◆ What is asked
Write out the full listing again, exactly as it stands.

Stored items
################

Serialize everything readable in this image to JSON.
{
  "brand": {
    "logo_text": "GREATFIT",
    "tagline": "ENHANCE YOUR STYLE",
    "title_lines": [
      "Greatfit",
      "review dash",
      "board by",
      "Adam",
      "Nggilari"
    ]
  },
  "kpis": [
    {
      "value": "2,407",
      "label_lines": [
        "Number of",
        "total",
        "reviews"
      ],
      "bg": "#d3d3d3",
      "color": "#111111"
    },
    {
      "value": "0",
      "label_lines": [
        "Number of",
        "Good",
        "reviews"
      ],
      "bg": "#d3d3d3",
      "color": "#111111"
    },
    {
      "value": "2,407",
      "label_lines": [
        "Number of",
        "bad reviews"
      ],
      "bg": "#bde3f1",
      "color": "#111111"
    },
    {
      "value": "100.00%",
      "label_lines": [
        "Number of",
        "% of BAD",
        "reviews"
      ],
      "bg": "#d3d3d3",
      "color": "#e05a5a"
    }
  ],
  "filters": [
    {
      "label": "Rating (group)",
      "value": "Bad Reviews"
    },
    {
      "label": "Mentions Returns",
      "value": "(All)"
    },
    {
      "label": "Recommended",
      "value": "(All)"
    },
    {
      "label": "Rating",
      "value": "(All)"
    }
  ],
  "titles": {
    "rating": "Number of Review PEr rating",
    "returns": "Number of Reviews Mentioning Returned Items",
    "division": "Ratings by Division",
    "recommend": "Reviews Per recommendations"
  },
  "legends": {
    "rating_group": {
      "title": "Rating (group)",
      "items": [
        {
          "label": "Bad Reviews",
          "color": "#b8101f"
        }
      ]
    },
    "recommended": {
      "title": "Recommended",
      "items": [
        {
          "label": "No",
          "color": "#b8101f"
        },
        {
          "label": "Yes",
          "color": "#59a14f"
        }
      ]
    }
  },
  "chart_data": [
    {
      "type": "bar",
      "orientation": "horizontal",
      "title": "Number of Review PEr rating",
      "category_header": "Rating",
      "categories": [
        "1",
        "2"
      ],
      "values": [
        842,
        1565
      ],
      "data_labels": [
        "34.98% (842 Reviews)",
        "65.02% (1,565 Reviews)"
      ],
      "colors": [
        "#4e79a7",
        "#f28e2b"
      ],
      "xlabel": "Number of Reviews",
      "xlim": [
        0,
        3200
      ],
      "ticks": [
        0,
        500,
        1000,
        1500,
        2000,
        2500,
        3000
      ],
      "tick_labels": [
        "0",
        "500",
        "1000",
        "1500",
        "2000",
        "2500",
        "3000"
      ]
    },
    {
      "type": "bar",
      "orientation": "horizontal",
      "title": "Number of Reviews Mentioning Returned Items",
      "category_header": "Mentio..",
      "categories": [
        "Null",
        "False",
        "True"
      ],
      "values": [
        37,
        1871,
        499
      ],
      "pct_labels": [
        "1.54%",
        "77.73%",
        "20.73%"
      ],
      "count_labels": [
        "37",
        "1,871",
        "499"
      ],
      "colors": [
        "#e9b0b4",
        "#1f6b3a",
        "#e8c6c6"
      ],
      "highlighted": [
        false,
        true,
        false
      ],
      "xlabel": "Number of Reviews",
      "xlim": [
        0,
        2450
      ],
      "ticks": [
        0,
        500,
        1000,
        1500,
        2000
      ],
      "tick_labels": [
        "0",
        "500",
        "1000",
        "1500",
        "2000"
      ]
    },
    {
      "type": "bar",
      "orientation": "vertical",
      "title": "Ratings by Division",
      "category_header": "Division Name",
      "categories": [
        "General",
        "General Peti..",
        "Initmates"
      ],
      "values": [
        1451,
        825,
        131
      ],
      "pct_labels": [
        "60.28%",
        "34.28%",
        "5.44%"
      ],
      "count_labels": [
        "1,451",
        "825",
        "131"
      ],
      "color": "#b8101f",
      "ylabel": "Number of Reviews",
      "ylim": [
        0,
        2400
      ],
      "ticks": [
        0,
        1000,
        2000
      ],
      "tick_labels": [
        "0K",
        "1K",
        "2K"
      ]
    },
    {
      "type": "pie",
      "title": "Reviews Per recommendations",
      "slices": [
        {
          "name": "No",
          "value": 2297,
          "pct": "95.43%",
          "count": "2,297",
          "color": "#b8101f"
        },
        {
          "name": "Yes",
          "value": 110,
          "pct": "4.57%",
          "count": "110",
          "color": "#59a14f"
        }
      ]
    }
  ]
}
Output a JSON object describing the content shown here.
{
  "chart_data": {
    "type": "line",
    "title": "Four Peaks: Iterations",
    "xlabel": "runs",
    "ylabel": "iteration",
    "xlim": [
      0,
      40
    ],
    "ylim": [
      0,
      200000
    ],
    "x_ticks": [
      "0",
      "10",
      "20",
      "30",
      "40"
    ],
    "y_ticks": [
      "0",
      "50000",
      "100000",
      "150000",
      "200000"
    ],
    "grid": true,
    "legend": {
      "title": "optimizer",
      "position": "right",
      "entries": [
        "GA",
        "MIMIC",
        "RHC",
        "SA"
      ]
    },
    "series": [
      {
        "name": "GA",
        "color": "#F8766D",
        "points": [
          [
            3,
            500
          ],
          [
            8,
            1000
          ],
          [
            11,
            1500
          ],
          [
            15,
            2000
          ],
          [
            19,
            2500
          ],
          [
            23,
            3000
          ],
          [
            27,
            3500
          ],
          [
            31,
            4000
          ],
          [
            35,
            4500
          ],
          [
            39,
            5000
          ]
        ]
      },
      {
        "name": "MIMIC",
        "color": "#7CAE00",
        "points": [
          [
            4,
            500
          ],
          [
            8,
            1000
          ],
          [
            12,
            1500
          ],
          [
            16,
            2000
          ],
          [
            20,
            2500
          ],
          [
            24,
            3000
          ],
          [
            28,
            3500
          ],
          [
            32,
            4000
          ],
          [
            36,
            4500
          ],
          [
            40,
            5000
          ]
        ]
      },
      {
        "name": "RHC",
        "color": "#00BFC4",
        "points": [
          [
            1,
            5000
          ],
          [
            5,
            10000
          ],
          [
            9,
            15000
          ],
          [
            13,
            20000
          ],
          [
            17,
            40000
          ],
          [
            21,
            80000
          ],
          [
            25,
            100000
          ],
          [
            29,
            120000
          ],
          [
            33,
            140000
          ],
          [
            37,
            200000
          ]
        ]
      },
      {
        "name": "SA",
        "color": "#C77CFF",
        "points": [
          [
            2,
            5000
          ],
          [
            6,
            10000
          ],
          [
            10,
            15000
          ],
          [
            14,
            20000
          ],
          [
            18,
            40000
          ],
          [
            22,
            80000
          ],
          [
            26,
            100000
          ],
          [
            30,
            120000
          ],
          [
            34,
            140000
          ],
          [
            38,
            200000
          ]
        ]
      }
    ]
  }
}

################

◆ Reply to the exercise
Serialize everything readable in this image to JSON.
{
  "brand": {
    "logo_text": "GREATFIT",
    "tagline": "ENHANCE YOUR STYLE",
    "title_lines": [
      "Greatfit",
      "review dash",
      "board by",
      "Adam",
      "Nggilari"
    ]
  },
  "kpis": [
    {
      "value": "2,407",
      "label_lines": [
        "Number of",
        "total",
        "reviews"
      ],
      "bg": "#d3d3d3",
      "color": "#111111"
    },
    {
      "value": "0",
      "label_lines": [
        "Number of",
        "Good",
        "reviews"
      ],
      "bg": "#d3d3d3",
      "color": "#111111"
    },
    {
      "value": "2,407",
      "label_lines": [
        "Number of",
        "bad reviews"
      ],
      "bg": "#bde3f1",
      "color": "#111111"
    },
    {
      "value": "100.00%",
      "label_lines": [
        "Number of",
        "% of BAD",
        "reviews"
      ],
      "bg": "#d3d3d3",
      "color": "#e05a5a"
    }
  ],
  "filters": [
    {
      "label": "Rating (group)",
      "value": "Bad Reviews"
    },
    {
      "label": "Mentions Returns",
      "value": "(All)"
    },
    {
      "label": "Recommended",
      "value": "(All)"
    },
    {
      "label": "Rating",
      "value": "(All)"
    }
  ],
  "titles": {
    "rating": "Number of Review PEr rating",
    "returns": "Number of Reviews Mentioning Returned Items",
    "division": "Ratings by Division",
    "recommend": "Reviews Per recommendations"
  },
  "legends": {
    "rating_group": {
      "title": "Rating (group)",
      "items": [
        {
          "label": "Bad Reviews",
          "color": "#b8101f"
        }
      ]
    },
    "recommended": {
      "title": "Recommended",
      "items": [
        {
          "label": "No",
          "color": "#b8101f"
        },
        {
          "label": "Yes",
          "color": "#59a14f"
        }
      ]
    }
  },
  "chart_data": [
    {
      "type": "bar",
      "orientation": "horizontal",
      "title": "Number of Review PEr rating",
      "category_header": "Rating",
      "categories": [
        "1",
        "2"
      ],
      "values": [
        842,
        1565
      ],
      "data_labels": [
        "34.98% (842 Reviews)",
        "65.02% (1,565 Reviews)"
      ],
      "colors": [
        "#4e79a7",
        "#f28e2b"
      ],
      "xlabel": "Number of Reviews",
      "xlim": [
        0,
        3200
      ],
      "ticks": [
        0,
        500,
        1000,
        1500,
        2000,
        2500,
        3000
      ],
      "tick_labels": [
        "0",
        "500",
        "1000",
        "1500",
        "2000",
        "2500",
        "3000"
      ]
    },
    {
      "type": "bar",
      "orientation": "horizontal",
      "title": "Number of Reviews Mentioning Returned Items",
      "category_header": "Mentio..",
      "categories": [
        "Null",
        "False",
        "True"
      ],
      "values": [
        37,
        1871,
        499
      ],
      "pct_labels": [
        "1.54%",
        "77.73%",
        "20.73%"
      ],
      "count_labels": [
        "37",
        "1,871",
        "499"
      ],
      "colors": [
        "#e9b0b4",
        "#1f6b3a",
        "#e8c6c6"
      ],
      "highlighted": [
        false,
        true,
        false
      ],
      "xlabel": "Number of Reviews",
      "xlim": [
        0,
        2450
      ],
      "ticks": [
        0,
        500,
        1000,
        1500,
        2000
      ],
      "tick_labels": [
        "0",
        "500",
        "1000",
        "1500",
        "2000"
      ]
    },
    {
      "type": "bar",
      "orientation": "vertical",
      "title": "Ratings by Division",
      "category_header": "Division Name",
      "categories": [
        "General",
        "General Peti..",
        "Initmates"
      ],
      "values": [
        1451,
        825,
        131
      ],
      "pct_labels": [
        "60.28%",
        "34.28%",
        "5.44%"
      ],
      "count_labels": [
        "1,451",
        "825",
        "131"
      ],
      "color": "#b8101f",
      "ylabel": "Number of Reviews",
      "ylim": [
        0,
        2400
      ],
      "ticks": [
        0,
        1000,
        2000
      ],
      "tick_labels": [
        "0K",
        "1K",
        "2K"
      ]
    },
    {
      "type": "pie",
      "title": "Reviews Per recommendations",
      "slices": [
        {
          "name": "No",
          "value": 2297,
          "pct": "95.43%",
          "count": "2,297",
          "color": "#b8101f"
        },
        {
          "name": "Yes",
          "value": 110,
          "pct": "4.57%",
          "count": "110",
          "color": "#59a14f"
        }
      ]
    }
  ]
}
Output a JSON object describing the content shown here.
{
  "chart_data": {
    "type": "line",
    "title": "Four Peaks: Iterations",
    "xlabel": "runs",
    "ylabel": "iteration",
    "xlim": [
      0,
      40
    ],
    "ylim": [
      0,
      200000
    ],
    "x_ticks": [
      "0",
      "10",
      "20",
      "30",
      "40"
    ],
    "y_ticks": [
      "0",
      "50000",
      "100000",
      "150000",
      "200000"
    ],
    "grid": true,
    "legend": {
      "title": "optimizer",
      "position": "right",
      "entries": [
        "GA",
        "MIMIC",
        "RHC",
        "SA"
      ]
    },
    "series": [
      {
        "name": "GA",
        "color": "#F8766D",
        "points": [
          [
            3,
            500
          ],
          [
            8,
            1000
          ],
          [
            11,
            1500
          ],
          [
            15,
            2000
          ],
          [
            19,
            2500
          ],
          [
            23,
            3000
          ],
          [
            27,
            3500
          ],
          [
            31,
            4000
          ],
          [
            35,
            4500
          ],
          [
            39,
            5000
          ]
        ]
      },
      {
        "name": "MIMIC",
        "color": "#7CAE00",
        "points": [
          [
            4,
            500
          ],
          [
            8,
            1000
          ],
          [
            12,
            1500
          ],
          [
            16,
            2000
          ],
          [
            20,
            2500
          ],
          [
            24,
            3000
          ],
          [
            28,
            3500
          ],
          [
            32,
            4000
          ],
          [
            36,
            4500
          ],
          [
            40,
            5000
          ]
        ]
      },
      {
        "name": "RHC",
        "color": "#00BFC4",
        "points": [
          [
            1,
            5000
          ],
          [
            5,
            10000
          ],
          [
            9,
            15000
          ],
          [
            13,
            20000
          ],
          [
            17,
            40000
          ],
          [
            21,
            80000
          ],
          [
            25,
            100000
          ],
          [
            29,
            120000
          ],
          [
            33,
            140000
          ],
          [
            37,
            200000
          ]
        ]
      },
      {
        "name": "SA",
        "color": "#C77CFF",
        "points": [
          [
            2,
            5000
          ],
          [
            6,
            10000
          ],
          [
            10,
            15000
          ],
          [
            14,
            20000
          ],
          [
            18,
            40000
          ],
          [
            22,
            80000
          ],
          [
            26,
            100000
          ],
          [
            30,
            120000
          ],
          [
            34,
            140000
          ],
          [
            38,
            200000
          ]
        ]
      }
    ]
  }
}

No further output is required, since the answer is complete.